Directions - Look for "才把别离倾诉完全" in each line of the entries, and return the matching lines.
++++ Task input ++++
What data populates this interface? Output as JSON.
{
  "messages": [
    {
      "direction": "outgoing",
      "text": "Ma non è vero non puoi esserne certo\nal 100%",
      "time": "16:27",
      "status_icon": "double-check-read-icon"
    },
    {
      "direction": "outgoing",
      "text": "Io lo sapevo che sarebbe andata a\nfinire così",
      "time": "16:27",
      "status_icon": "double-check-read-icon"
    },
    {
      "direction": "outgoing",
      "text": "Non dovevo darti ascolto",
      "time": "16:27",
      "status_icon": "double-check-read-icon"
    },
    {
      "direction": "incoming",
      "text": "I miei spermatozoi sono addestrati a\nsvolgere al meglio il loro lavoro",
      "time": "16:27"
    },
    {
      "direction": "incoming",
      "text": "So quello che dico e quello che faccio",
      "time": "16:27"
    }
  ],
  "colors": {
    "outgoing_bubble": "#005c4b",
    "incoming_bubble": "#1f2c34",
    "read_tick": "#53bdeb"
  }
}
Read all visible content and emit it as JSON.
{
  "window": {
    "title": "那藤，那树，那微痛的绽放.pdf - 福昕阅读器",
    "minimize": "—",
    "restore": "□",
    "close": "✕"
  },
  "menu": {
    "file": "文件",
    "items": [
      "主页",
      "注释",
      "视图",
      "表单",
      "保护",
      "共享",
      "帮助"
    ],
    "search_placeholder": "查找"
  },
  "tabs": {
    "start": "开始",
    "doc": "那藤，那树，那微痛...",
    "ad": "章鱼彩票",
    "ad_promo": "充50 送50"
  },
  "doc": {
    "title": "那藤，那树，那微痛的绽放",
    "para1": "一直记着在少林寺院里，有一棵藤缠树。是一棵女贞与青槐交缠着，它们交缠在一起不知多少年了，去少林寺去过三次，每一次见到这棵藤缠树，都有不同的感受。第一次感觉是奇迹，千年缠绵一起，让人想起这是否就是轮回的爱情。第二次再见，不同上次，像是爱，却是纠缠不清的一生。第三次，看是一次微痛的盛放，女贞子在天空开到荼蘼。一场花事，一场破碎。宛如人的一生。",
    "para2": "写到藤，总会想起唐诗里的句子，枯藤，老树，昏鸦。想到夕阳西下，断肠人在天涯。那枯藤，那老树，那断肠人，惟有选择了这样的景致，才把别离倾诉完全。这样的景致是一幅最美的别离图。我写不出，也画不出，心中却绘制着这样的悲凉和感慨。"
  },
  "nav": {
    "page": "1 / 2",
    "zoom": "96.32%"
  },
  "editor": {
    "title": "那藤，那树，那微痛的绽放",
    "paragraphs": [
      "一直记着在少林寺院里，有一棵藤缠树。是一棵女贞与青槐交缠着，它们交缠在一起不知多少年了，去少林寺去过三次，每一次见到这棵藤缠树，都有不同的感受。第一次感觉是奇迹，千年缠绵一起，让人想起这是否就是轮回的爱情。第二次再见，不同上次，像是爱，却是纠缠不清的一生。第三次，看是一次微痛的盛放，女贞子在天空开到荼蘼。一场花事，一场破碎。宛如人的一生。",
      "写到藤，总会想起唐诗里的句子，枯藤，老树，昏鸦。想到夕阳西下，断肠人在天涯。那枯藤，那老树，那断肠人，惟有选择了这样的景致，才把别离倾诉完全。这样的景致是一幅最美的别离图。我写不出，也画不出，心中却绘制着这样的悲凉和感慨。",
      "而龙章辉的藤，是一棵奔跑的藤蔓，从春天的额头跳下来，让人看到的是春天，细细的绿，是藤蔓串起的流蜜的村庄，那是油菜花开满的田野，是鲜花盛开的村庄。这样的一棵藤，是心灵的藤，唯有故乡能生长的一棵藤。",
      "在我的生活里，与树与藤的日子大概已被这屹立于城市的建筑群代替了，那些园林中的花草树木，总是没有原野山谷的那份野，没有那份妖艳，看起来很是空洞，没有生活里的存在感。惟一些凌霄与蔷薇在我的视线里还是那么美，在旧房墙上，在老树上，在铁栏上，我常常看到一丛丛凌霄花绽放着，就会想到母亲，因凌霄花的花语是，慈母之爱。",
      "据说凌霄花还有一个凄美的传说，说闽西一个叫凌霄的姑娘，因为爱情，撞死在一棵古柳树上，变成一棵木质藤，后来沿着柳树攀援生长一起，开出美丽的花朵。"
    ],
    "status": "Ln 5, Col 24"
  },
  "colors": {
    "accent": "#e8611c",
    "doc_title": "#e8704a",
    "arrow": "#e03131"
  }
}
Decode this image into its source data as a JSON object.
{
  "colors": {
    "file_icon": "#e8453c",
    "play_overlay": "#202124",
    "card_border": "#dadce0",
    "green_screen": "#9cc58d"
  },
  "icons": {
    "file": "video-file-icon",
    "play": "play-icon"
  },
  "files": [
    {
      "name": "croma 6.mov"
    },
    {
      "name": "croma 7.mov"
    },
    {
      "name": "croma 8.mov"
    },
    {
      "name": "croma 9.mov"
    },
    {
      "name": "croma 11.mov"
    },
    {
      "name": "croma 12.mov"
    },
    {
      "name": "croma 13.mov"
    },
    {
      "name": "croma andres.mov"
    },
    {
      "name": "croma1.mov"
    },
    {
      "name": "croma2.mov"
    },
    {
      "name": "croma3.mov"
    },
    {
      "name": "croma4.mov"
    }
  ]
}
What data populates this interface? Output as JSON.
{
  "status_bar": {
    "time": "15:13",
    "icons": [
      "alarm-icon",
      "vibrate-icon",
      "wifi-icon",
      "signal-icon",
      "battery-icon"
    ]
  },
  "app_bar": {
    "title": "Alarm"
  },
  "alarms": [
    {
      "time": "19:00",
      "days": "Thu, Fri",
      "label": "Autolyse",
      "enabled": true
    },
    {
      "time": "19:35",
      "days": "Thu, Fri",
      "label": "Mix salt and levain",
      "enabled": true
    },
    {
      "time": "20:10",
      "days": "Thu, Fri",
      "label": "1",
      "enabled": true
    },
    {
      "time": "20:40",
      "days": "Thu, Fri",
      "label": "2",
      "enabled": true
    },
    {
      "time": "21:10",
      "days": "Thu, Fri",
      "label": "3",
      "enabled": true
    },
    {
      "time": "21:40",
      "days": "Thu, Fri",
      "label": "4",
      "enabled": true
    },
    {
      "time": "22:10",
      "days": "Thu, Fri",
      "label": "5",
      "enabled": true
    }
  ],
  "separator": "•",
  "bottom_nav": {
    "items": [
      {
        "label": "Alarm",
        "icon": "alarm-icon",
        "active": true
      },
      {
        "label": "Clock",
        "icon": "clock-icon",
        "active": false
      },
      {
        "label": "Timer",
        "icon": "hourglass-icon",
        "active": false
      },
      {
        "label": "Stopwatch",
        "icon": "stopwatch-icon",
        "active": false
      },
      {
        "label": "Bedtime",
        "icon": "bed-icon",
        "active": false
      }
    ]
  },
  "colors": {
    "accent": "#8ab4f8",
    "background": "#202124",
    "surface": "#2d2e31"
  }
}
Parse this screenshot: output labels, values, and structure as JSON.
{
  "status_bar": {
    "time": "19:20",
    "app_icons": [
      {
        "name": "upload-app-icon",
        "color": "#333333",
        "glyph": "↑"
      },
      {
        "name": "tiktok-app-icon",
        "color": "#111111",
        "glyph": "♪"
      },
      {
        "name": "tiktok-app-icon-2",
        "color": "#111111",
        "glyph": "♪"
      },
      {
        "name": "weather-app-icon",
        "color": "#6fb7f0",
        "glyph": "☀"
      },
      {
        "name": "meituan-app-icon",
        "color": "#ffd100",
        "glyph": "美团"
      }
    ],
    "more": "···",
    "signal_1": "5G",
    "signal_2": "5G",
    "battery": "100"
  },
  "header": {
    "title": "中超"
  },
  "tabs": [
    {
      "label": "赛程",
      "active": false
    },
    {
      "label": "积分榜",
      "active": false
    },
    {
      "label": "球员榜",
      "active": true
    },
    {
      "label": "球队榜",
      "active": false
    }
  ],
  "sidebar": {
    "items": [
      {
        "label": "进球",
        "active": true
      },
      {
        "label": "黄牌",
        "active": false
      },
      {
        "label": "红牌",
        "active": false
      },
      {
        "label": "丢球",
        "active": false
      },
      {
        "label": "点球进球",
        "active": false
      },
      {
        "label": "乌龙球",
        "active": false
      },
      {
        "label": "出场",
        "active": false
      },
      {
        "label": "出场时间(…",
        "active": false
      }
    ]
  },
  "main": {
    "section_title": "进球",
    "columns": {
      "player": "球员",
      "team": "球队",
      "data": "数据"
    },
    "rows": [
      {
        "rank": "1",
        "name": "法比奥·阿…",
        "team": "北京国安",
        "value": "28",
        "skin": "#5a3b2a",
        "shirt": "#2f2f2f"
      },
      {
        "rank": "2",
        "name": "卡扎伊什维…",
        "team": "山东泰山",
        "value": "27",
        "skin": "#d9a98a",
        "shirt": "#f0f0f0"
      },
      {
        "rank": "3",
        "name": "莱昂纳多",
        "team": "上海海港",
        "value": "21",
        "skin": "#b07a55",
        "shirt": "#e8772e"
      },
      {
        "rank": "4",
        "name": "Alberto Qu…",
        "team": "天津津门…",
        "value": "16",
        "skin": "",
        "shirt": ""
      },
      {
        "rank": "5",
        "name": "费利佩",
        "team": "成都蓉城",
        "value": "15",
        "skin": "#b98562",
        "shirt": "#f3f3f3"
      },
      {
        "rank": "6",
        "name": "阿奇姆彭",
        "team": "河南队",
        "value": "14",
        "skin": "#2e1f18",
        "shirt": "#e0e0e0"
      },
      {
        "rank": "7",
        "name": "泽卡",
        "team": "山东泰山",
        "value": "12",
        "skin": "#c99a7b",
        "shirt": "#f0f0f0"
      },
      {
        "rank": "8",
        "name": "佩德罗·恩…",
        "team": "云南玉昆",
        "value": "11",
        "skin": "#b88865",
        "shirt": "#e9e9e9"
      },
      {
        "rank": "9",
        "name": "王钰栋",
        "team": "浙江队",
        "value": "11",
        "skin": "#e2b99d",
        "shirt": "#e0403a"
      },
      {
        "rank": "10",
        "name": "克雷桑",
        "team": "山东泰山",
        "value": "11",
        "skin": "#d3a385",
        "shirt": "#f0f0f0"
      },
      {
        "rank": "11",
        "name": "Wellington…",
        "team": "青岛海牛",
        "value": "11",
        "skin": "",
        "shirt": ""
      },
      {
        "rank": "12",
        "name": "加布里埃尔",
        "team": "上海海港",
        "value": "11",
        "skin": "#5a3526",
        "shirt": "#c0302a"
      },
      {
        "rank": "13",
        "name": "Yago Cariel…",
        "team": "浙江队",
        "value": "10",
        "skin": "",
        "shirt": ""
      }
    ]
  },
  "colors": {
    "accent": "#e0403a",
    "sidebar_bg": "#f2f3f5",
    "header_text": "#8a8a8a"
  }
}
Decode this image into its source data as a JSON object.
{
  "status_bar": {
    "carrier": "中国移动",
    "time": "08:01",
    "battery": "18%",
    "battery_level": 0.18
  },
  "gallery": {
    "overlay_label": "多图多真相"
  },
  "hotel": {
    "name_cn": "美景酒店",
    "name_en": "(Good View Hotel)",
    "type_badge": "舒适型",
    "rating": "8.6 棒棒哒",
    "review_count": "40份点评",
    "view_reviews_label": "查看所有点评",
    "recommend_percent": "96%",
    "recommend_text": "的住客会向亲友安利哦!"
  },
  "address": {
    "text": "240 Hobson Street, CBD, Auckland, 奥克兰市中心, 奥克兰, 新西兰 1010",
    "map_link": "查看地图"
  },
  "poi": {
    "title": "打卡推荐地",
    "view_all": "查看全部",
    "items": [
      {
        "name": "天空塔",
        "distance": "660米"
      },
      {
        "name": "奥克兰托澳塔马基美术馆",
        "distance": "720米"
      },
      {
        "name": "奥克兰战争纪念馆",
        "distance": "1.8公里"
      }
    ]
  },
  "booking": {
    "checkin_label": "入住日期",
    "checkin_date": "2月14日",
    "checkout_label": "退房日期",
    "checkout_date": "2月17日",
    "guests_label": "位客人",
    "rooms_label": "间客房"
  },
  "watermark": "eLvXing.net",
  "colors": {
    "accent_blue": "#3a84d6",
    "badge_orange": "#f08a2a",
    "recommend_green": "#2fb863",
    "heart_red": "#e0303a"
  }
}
++++
Expected answer -
    "para2": "写到藤，总会想起唐诗里的句子，枯藤，老树，昏鸦。想到夕阳西下，断肠人在天涯。那枯藤，那老树，那断肠人，惟有选择了这样的景致，才把别离倾诉完全。这样的景致是一幅最美的别离图。我写不出，也画不出，心中却绘制着这样的悲凉和感慨。"
      "写到藤，总会想起唐诗里的句子，枯藤，老树，昏鸦。想到夕阳西下，断肠人在天涯。那枯藤，那老树，那断肠人，惟有选择了这样的景致，才把别离倾诉完全。这样的景致是一幅最美的别离图。我写不出，也画不出，心中却绘制着这样的悲凉和感慨。",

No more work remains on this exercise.